Given instruction:
Transcribe the listing below word for word, leaving out the picture.

Task data:

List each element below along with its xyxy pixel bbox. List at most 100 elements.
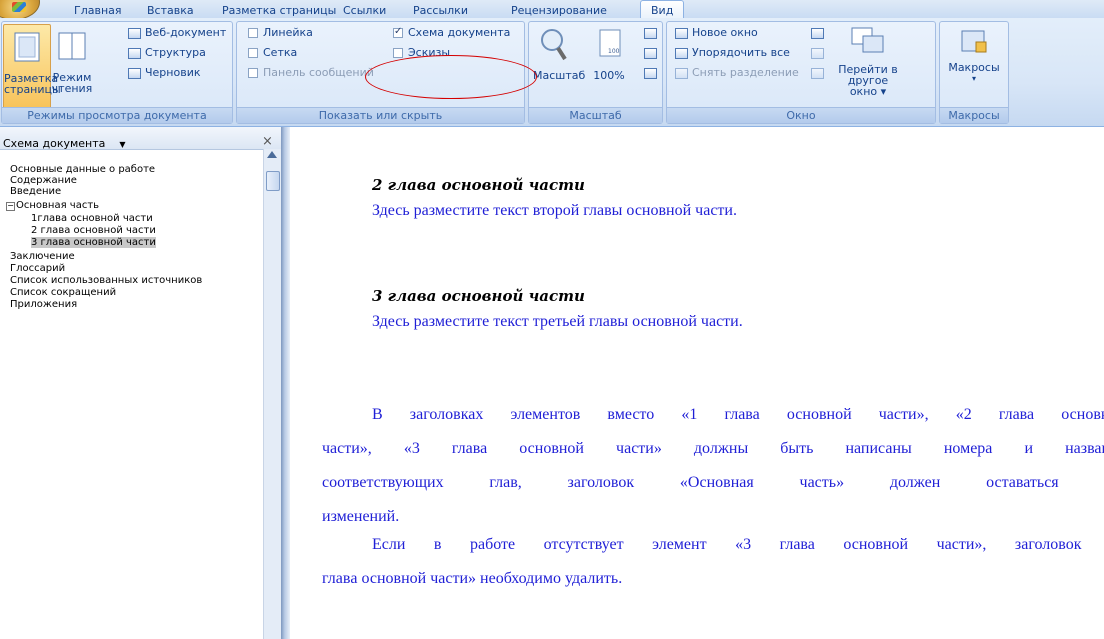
map-item-glossary[interactable]: Глоссарий	[10, 263, 65, 274]
group-macros: Макросы ▾ Макросы	[939, 21, 1009, 124]
group-window: Новое окно Упорядочить все Снять разделе…	[666, 21, 936, 124]
draft-button[interactable]: Черновик	[128, 66, 201, 79]
print-layout-button[interactable]: Разметка страницы	[3, 24, 61, 110]
ribbon-tabs: Главная Вставка Разметка страницы Ссылки…	[0, 0, 1104, 20]
macros-arrow-icon: ▾	[971, 74, 976, 83]
tab-review[interactable]: Рецензирование	[511, 3, 607, 18]
close-icon[interactable]: ×	[262, 134, 273, 149]
gridlines-check-icon	[248, 48, 258, 58]
group-macros-label: Макросы	[940, 107, 1008, 123]
map-item-chapter-1[interactable]: 1глава основной части	[31, 213, 153, 224]
print-layout-label-2: страницы	[4, 83, 61, 96]
office-logo-icon	[12, 2, 26, 12]
map-item-chapter-3[interactable]: 3 глава основной части	[31, 237, 156, 248]
dropdown-arrow-icon: ▼	[119, 140, 126, 149]
para1-line3: соответствующих глав, заголовок «Основна…	[322, 474, 1104, 491]
reading-label-2: чтения	[51, 82, 93, 95]
map-item-introduction[interactable]: Введение	[10, 186, 61, 197]
message-bar-label: Панель сообщений	[263, 66, 374, 79]
heading-chapter-3: 3 глава основной части	[372, 287, 585, 305]
text-chapter-3: Здесь разместите текст третьей главы осн…	[372, 313, 743, 330]
two-pages-icon[interactable]	[644, 46, 661, 59]
ribbon: Разметка страницы Режим чтения Веб-докум…	[0, 18, 1104, 127]
group-views-label: Режимы просмотра документа	[2, 107, 232, 123]
remove-split-button[interactable]: Снять разделение	[675, 66, 799, 79]
collapse-icon[interactable]: −	[6, 202, 15, 211]
document-map-selector-label: Схема документа	[3, 137, 106, 150]
map-item-sources[interactable]: Список использованных источников	[10, 275, 202, 286]
heading-chapter-2: 2 глава основной части	[372, 176, 585, 194]
map-item-main-part[interactable]: Основная часть	[16, 200, 99, 211]
outline-label: Структура	[145, 46, 206, 59]
page-100-badge: 100	[608, 48, 620, 55]
scroll-thumb[interactable]	[266, 171, 280, 191]
arrange-all-button[interactable]: Упорядочить все	[675, 46, 790, 59]
sync-scroll-icon[interactable]	[811, 46, 828, 59]
para1-line4: изменений.	[322, 508, 400, 525]
doc-map-checkbox[interactable]: Схема документа	[393, 26, 510, 39]
map-item-main-data[interactable]: Основные данные о работе	[10, 164, 155, 175]
para1-line1: В заголовках элементов вместо «1 глава о…	[372, 406, 1104, 423]
ruler-checkbox[interactable]: Линейка	[248, 26, 313, 39]
outline-button[interactable]: Структура	[128, 46, 206, 59]
web-layout-button[interactable]: Веб-документ	[128, 26, 226, 39]
switch-windows-icon	[851, 27, 884, 53]
map-item-conclusion[interactable]: Заключение	[10, 251, 75, 262]
map-item-contents[interactable]: Содержание	[10, 175, 77, 186]
office-button[interactable]	[0, 0, 40, 20]
zoom-button[interactable]: Масштаб	[533, 28, 586, 82]
map-item-abbreviations[interactable]: Список сокращений	[10, 287, 116, 298]
thumbnails-check-icon	[393, 48, 403, 58]
new-window-icon	[675, 27, 688, 39]
side-by-side-icon[interactable]	[811, 26, 828, 39]
page-width-icon[interactable]	[644, 66, 661, 79]
para2-line1: Если в работе отсутствует элемент «3 гла…	[372, 536, 1104, 553]
book-icon	[58, 32, 86, 60]
tab-view[interactable]: Вид	[640, 0, 685, 20]
new-window-label: Новое окно	[692, 26, 758, 39]
magnifier-icon	[541, 29, 567, 61]
group-views: Разметка страницы Режим чтения Веб-докум…	[1, 21, 233, 124]
map-item-chapter-2[interactable]: 2 глава основной части	[31, 225, 156, 236]
gridlines-label: Сетка	[263, 46, 298, 59]
document-map-scrollbar[interactable]	[263, 149, 281, 639]
draft-label: Черновик	[145, 66, 201, 79]
para2-line2: главa основной части» необходимо удалить…	[322, 570, 623, 587]
switch-windows-button[interactable]: Перейти в другое окно ▾	[833, 26, 903, 97]
tab-mailings[interactable]: Рассылки	[413, 3, 468, 18]
new-window-button[interactable]: Новое окно	[675, 26, 758, 39]
message-bar-checkbox[interactable]: Панель сообщений	[248, 66, 374, 79]
macros-button[interactable]: Макросы ▾	[944, 28, 1004, 84]
document-map-selector[interactable]: Схема документа ▼	[3, 137, 126, 150]
tab-references[interactable]: Ссылки	[343, 3, 386, 18]
group-window-label: Окно	[667, 107, 935, 123]
map-item-appendices[interactable]: Приложения	[10, 299, 77, 310]
page-icon	[14, 32, 40, 62]
outline-icon	[128, 47, 141, 59]
scroll-up-icon[interactable]	[267, 151, 277, 158]
pane-splitter[interactable]	[281, 127, 290, 639]
reading-mode-button[interactable]: Режим чтения	[51, 24, 93, 108]
macros-icon	[961, 30, 987, 53]
tab-home[interactable]: Главная	[74, 3, 122, 18]
zoom-100-button[interactable]: 100 100%	[589, 28, 629, 81]
page-100-icon: 100	[599, 29, 621, 57]
reset-position-icon[interactable]	[811, 66, 828, 79]
web-layout-label: Веб-документ	[145, 26, 227, 39]
tab-insert[interactable]: Вставка	[147, 3, 194, 18]
switch-windows-label-2: другое окно ▾	[847, 74, 889, 98]
document-map-pane: Схема документа ▼ × Основные данные о раб…	[0, 127, 283, 639]
gridlines-checkbox[interactable]: Сетка	[248, 46, 297, 59]
tab-page-layout[interactable]: Разметка страницы	[222, 3, 336, 18]
thumbnails-checkbox[interactable]: Эскизы	[393, 46, 450, 59]
para1-line2: части», «3 глава основной части» должны …	[322, 440, 1104, 457]
document-page[interactable]: 2 глава основной части Здесь разместите …	[290, 127, 1104, 639]
group-zoom: Масштаб 100 100% Масштаб	[528, 21, 663, 124]
web-icon	[128, 27, 141, 39]
zoom-label: Масштаб	[533, 69, 586, 82]
document-map-header: Схема документа ▼ ×	[0, 127, 283, 150]
one-page-icon[interactable]	[644, 26, 661, 39]
message-bar-check-icon	[248, 68, 258, 78]
draft-icon	[128, 67, 141, 79]
remove-split-label: Снять разделение	[692, 66, 799, 79]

In response:
List each element below along with its xyxy pixel bbox. List at most 100 elements.
map-item-glossary[interactable]: Глоссарий	[10, 263, 65, 274]
group-macros: Макросы ▾ Макросы	[939, 21, 1009, 124]
group-window: Новое окно Упорядочить все Снять разделе…	[666, 21, 936, 124]
draft-button[interactable]: Черновик	[128, 66, 201, 79]
print-layout-button[interactable]: Разметка страницы	[3, 24, 61, 110]
ribbon-tabs: Главная Вставка Разметка страницы Ссылки…	[0, 0, 1104, 20]
macros-arrow-icon: ▾	[971, 74, 976, 83]
tab-review[interactable]: Рецензирование	[511, 3, 607, 18]
close-icon[interactable]: ×	[262, 134, 273, 149]
gridlines-check-icon	[248, 48, 258, 58]
group-macros-label: Макросы	[940, 107, 1008, 123]
map-item-chapter-1[interactable]: 1глава основной части	[31, 213, 153, 224]
print-layout-label-2: страницы	[4, 83, 61, 96]
office-logo-icon	[12, 2, 26, 12]
map-item-chapter-3[interactable]: 3 глава основной части	[31, 237, 156, 248]
dropdown-arrow-icon: ▼	[119, 140, 126, 149]
para1-line3: соответствующих глав, заголовок «Основна…	[322, 474, 1104, 491]
reading-label-2: чтения	[51, 82, 93, 95]
map-item-introduction[interactable]: Введение	[10, 186, 61, 197]
message-bar-label: Панель сообщений	[263, 66, 374, 79]
heading-chapter-3: 3 глава основной части	[372, 287, 585, 305]
text-chapter-3: Здесь разместите текст третьей главы осн…	[372, 313, 743, 330]
two-pages-icon[interactable]	[644, 46, 661, 59]
ribbon: Разметка страницы Режим чтения Веб-докум…	[0, 18, 1104, 127]
group-views-label: Режимы просмотра документа	[2, 107, 232, 123]
remove-split-button[interactable]: Снять разделение	[675, 66, 799, 79]
collapse-icon[interactable]: −	[6, 202, 15, 211]
document-map-selector-label: Схема документа	[3, 137, 106, 150]
map-item-sources[interactable]: Список использованных источников	[10, 275, 202, 286]
heading-chapter-2: 2 глава основной части	[372, 176, 585, 194]
map-item-main-part[interactable]: Основная часть	[16, 200, 99, 211]
outline-label: Структура	[145, 46, 206, 59]
page-100-badge: 100	[608, 48, 620, 55]
scroll-thumb[interactable]	[266, 171, 280, 191]
arrange-all-button[interactable]: Упорядочить все	[675, 46, 790, 59]
sync-scroll-icon[interactable]	[811, 46, 828, 59]
para1-line4: изменений.	[322, 508, 400, 525]
doc-map-checkbox[interactable]: Схема документа	[393, 26, 510, 39]
map-item-main-data[interactable]: Основные данные о работе	[10, 164, 155, 175]
para1-line1: В заголовках элементов вместо «1 глава о…	[372, 406, 1104, 423]
ruler-checkbox[interactable]: Линейка	[248, 26, 313, 39]
outline-button[interactable]: Структура	[128, 46, 206, 59]
web-layout-button[interactable]: Веб-документ	[128, 26, 226, 39]
switch-windows-icon	[851, 27, 884, 53]
map-item-conclusion[interactable]: Заключение	[10, 251, 75, 262]
map-item-contents[interactable]: Содержание	[10, 175, 77, 186]
office-button[interactable]	[0, 0, 40, 20]
zoom-button[interactable]: Масштаб	[533, 28, 586, 82]
map-item-abbreviations[interactable]: Список сокращений	[10, 287, 116, 298]
thumbnails-check-icon	[393, 48, 403, 58]
new-window-icon	[675, 27, 688, 39]
side-by-side-icon[interactable]	[811, 26, 828, 39]
page-width-icon[interactable]	[644, 66, 661, 79]
para2-line1: Если в работе отсутствует элемент «3 гла…	[372, 536, 1104, 553]
book-icon	[58, 32, 86, 60]
tab-view[interactable]: Вид	[640, 0, 685, 20]
new-window-label: Новое окно	[692, 26, 758, 39]
magnifier-icon	[541, 29, 567, 61]
group-views: Разметка страницы Режим чтения Веб-докум…	[1, 21, 233, 124]
map-item-chapter-2[interactable]: 2 глава основной части	[31, 225, 156, 236]
gridlines-label: Сетка	[263, 46, 298, 59]
document-map-scrollbar[interactable]	[263, 149, 281, 639]
draft-label: Черновик	[145, 66, 201, 79]
para2-line2: главa основной части» необходимо удалить…	[322, 570, 623, 587]
switch-windows-button[interactable]: Перейти в другое окно ▾	[833, 26, 903, 97]
tab-mailings[interactable]: Рассылки	[413, 3, 468, 18]
new-window-button[interactable]: Новое окно	[675, 26, 758, 39]
message-bar-checkbox[interactable]: Панель сообщений	[248, 66, 374, 79]
macros-button[interactable]: Макросы ▾	[944, 28, 1004, 84]
document-map-selector[interactable]: Схема документа ▼	[3, 137, 126, 150]
tab-references[interactable]: Ссылки	[343, 3, 386, 18]
group-window-label: Окно	[667, 107, 935, 123]
map-item-appendices[interactable]: Приложения	[10, 299, 77, 310]
page-icon	[14, 32, 40, 62]
outline-icon	[128, 47, 141, 59]
scroll-up-icon[interactable]	[267, 151, 277, 158]
pane-splitter[interactable]	[281, 127, 290, 639]
reading-mode-button[interactable]: Режим чтения	[51, 24, 93, 108]
macros-icon	[961, 30, 987, 53]
tab-home[interactable]: Главная	[74, 3, 122, 18]
zoom-100-button[interactable]: 100 100%	[589, 28, 629, 81]
page-100-icon: 100	[599, 29, 621, 57]
reset-position-icon[interactable]	[811, 66, 828, 79]
web-layout-label: Веб-документ	[145, 26, 227, 39]
tab-insert[interactable]: Вставка	[147, 3, 194, 18]
switch-windows-label-2: другое окно ▾	[847, 74, 889, 98]
document-map-pane: Схема документа ▼ × Основные данные о раб…	[0, 127, 283, 639]
gridlines-checkbox[interactable]: Сетка	[248, 46, 297, 59]
tab-page-layout[interactable]: Разметка страницы	[222, 3, 336, 18]
thumbnails-checkbox[interactable]: Эскизы	[393, 46, 450, 59]
para1-line2: части», «3 глава основной части» должны …	[322, 440, 1104, 457]
document-page[interactable]: 2 глава основной части Здесь разместите …	[290, 127, 1104, 639]
group-zoom: Масштаб 100 100% Масштаб	[528, 21, 663, 124]
web-icon	[128, 27, 141, 39]
zoom-label: Масштаб	[533, 69, 586, 82]
document-map-header: Схема документа ▼ ×	[0, 127, 283, 150]
one-page-icon[interactable]	[644, 26, 661, 39]
message-bar-check-icon	[248, 68, 258, 78]
draft-icon	[128, 67, 141, 79]
remove-split-label: Снять разделение	[692, 66, 799, 79]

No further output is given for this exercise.